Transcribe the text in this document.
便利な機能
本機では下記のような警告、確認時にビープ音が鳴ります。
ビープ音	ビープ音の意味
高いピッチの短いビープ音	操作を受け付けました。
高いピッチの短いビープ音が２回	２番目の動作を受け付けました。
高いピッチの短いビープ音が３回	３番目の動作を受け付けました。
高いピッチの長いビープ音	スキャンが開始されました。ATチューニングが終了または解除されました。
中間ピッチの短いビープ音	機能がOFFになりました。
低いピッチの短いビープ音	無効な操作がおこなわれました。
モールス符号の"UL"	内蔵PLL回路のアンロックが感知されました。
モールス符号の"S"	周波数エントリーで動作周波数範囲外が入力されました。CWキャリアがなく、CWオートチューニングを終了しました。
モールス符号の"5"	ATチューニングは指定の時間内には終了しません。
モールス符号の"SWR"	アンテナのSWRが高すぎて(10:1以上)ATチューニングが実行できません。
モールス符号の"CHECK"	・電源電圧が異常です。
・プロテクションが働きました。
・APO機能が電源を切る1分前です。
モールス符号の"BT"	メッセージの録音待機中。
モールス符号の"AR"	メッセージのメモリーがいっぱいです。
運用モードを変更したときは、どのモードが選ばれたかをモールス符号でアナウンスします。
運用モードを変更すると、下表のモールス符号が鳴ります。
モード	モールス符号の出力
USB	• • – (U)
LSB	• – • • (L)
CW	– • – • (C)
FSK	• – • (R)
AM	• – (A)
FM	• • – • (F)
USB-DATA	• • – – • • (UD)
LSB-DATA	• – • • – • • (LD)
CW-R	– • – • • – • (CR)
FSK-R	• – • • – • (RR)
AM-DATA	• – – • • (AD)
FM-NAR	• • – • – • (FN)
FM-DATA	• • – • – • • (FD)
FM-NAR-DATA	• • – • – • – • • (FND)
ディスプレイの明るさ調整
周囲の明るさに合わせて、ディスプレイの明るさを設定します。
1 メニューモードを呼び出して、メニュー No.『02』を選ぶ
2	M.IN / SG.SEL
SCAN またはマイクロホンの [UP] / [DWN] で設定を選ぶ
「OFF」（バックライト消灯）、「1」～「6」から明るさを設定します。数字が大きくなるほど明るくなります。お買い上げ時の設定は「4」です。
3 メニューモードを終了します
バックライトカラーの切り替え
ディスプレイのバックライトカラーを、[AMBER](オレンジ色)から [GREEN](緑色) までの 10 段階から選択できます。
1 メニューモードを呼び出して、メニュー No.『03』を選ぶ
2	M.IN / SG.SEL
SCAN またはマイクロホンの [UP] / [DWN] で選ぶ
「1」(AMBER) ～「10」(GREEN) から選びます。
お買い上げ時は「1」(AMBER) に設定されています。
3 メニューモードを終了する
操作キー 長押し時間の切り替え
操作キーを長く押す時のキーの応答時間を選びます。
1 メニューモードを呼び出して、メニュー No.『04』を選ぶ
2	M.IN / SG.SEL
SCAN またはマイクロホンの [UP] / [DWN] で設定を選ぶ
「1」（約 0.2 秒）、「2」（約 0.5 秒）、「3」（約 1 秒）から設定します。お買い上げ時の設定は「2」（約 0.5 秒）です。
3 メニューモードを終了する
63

————————

> Aim:
Give nothing but the count of lines in the listing above that hold the string "DATA".

> Solution below:
5